_PAGE EXTRACT_
After the Haiti Quake:
Heal the Earth, Heal the People
photo source: http://linknzona.blogspot.com/2008/12/environmental-quality-and-natural.html
The Natural Perfumer is Not an artist 100% of the time,
they're a caring person 100% of the time:
For me, our art is linked with our responsibility to the environment and other people.
The image above shows the stark reality of the deforestation of Haiti in contrast to its contiguous neighbor, the Dominican Republic, to the right (east). The first thing that came to my mind when the horrific quake hit was that the people of the cities of Haiti can't flee the city for refuge in the countryside, because their countryside is bare, eroded earth. When it rains, and it will soon, those hills turn into mudslicks, and mudslides follow. Haiti has been plagued by mudslides for decades due to the systematic deforestation of the countryside. Thousands of years of topsoil, created slowly by the breakdown of the underlying rock has been washed away because of the poverty of the people - they had to use the trees to survive, so they were cut down.
People so poor can't be concerned about leaving the forest canopy intact: they need charcoal now, for dinner tonight. So the machetes chop down the trees, saplings actually, since there are few large trees left there, and they set them on fire and create charcoal to be transported into the cities for food and heating homes.
Something as simple as an international effort to give solar stoves to the people, in that land of sunshine, could help immediately.
Long term? I'm taken back to my education in botany and agriculture, and my first reason for studying landscape management so many years ago in California: I wanted to learn how to prevent land erosion gullies that I saw everywhere in Northern California. Improper landscaping practices, including tree felling, caused the erosion problems there, also.

_DIRECTIVES_
1. Please copy the Haiti deforestation piece from "People so poor" to "problems there, also.", renaming "solar stoves" as "solar cookers".
2. Explain why, according to the Haiti deforestation piece, the trees of the Haitian countryside were cut down.

_EXTRACTED DATA_
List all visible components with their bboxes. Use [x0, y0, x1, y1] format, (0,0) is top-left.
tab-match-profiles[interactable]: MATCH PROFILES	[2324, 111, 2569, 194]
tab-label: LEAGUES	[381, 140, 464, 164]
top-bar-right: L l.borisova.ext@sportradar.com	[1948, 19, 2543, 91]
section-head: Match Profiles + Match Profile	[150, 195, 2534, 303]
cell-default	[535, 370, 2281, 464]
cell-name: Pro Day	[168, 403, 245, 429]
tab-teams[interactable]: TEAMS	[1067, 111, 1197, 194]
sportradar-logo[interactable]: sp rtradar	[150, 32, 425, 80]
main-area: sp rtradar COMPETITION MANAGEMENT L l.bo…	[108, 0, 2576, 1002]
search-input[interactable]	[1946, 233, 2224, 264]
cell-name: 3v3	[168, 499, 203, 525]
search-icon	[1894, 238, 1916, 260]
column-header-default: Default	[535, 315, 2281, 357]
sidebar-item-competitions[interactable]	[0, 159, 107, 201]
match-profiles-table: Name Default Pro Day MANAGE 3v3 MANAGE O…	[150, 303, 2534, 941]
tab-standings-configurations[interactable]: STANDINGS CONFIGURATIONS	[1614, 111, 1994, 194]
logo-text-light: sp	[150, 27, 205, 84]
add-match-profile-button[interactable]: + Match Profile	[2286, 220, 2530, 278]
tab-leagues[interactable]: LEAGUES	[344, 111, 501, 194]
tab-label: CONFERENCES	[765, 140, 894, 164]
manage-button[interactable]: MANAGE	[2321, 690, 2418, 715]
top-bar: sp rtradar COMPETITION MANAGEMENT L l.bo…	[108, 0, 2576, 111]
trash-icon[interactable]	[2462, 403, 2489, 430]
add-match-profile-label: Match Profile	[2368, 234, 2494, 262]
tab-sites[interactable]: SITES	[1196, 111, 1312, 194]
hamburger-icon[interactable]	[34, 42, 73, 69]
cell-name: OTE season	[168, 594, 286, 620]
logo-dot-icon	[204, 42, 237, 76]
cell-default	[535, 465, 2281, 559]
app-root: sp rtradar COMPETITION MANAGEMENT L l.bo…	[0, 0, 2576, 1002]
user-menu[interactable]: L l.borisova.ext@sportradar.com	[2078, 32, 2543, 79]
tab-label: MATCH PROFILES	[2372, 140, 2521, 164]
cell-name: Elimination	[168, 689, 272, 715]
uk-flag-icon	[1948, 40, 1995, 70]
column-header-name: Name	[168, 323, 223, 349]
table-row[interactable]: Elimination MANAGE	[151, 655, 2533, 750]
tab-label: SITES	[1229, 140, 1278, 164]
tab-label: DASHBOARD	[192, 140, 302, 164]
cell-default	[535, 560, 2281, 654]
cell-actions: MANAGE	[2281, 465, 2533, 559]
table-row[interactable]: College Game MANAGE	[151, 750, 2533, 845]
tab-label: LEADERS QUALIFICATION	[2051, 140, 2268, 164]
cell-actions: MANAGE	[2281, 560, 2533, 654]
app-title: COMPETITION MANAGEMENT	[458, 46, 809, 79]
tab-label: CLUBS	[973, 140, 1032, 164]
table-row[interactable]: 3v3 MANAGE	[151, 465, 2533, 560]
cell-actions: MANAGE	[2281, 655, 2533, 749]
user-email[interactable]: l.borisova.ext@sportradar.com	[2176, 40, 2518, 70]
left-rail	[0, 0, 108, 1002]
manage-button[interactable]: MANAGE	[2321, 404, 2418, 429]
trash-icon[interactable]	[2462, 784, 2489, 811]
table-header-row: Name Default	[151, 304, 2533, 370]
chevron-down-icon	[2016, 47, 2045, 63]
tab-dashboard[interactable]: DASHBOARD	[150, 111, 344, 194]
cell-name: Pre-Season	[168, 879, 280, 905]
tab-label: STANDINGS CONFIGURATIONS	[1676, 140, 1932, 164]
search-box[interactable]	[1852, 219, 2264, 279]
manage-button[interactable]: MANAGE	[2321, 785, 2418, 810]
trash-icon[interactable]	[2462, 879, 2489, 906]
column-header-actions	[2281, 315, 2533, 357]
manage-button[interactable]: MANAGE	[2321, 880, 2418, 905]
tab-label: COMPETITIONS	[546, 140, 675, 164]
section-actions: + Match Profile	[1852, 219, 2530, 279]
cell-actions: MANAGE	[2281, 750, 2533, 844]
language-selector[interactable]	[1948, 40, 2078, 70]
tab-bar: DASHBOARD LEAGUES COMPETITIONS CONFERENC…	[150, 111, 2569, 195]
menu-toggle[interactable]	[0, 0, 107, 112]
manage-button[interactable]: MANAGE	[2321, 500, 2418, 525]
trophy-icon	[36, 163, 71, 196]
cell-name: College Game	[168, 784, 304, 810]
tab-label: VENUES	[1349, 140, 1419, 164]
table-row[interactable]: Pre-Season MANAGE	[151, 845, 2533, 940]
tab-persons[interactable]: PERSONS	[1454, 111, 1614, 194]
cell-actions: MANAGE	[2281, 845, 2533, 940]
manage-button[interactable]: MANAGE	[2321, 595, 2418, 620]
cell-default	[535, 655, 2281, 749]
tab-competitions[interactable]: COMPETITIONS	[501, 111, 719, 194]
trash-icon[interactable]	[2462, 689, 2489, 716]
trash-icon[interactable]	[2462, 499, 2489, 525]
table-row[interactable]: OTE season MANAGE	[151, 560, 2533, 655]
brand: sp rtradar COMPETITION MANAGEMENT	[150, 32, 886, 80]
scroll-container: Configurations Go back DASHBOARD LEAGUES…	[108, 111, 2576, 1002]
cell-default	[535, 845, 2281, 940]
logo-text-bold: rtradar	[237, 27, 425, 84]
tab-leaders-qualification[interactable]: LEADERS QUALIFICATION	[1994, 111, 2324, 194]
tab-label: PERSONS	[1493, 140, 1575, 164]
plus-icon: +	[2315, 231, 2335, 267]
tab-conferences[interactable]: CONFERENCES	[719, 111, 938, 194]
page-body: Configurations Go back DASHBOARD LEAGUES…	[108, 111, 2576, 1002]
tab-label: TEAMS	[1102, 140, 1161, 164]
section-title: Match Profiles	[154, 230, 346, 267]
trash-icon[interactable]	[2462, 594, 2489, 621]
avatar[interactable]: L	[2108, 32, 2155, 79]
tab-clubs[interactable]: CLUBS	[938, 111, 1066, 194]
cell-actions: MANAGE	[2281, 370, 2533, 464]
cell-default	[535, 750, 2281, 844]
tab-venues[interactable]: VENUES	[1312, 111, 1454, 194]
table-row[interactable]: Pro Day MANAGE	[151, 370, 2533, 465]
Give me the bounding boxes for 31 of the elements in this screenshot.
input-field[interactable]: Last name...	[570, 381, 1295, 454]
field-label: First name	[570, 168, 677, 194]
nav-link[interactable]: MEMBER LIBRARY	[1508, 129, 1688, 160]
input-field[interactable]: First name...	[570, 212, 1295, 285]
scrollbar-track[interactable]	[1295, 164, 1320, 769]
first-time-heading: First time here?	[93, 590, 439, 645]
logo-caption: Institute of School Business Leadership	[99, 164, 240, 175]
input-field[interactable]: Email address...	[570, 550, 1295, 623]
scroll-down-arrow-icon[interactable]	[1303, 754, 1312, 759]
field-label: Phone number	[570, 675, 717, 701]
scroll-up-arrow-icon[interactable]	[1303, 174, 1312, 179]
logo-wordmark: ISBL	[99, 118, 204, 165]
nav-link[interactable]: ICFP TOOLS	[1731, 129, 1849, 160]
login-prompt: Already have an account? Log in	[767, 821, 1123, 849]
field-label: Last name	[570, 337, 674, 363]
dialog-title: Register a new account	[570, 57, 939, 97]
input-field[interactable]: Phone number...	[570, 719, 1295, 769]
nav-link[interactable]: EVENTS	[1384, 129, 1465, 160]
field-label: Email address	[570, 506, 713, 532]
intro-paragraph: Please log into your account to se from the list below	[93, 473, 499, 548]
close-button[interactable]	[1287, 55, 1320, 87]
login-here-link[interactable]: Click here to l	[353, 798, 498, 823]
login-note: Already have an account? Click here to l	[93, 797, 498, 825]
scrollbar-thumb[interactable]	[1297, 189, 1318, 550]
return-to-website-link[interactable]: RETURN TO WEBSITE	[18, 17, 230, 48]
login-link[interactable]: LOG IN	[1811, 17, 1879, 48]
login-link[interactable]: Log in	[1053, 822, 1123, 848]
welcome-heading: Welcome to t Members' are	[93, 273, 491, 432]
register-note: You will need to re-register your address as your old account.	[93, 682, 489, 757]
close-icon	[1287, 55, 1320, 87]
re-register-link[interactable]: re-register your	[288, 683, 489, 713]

_ANSWERS FOR THE TASKS_
1.
People so poor can't be concerned about leaving the forest canopy intact: they need charcoal now, for dinner tonight. So the machetes chop down the trees, saplings actually, since there are few large trees left there, and they set them on fire and create charcoal to be transported into the cities for food and heating homes.
Something as simple as an international effort to give solar cookers to the people, in that land of sunshine, could help immediately.
Long term? I'm taken back to my education in botany and agriculture, and my first reason for studying landscape management so many years ago in California: I wanted to learn how to prevent land erosion gullies that I saw everywhere in Northern California. Improper landscaping practices, including tree felling, caused the erosion problems there, also.

2. The people were so poor that they had to use the trees to survive and needed charcoal right away for that night's dinner. They chopped down the trees and burned them into charcoal, which was carried into the cities for cooking and heating homes.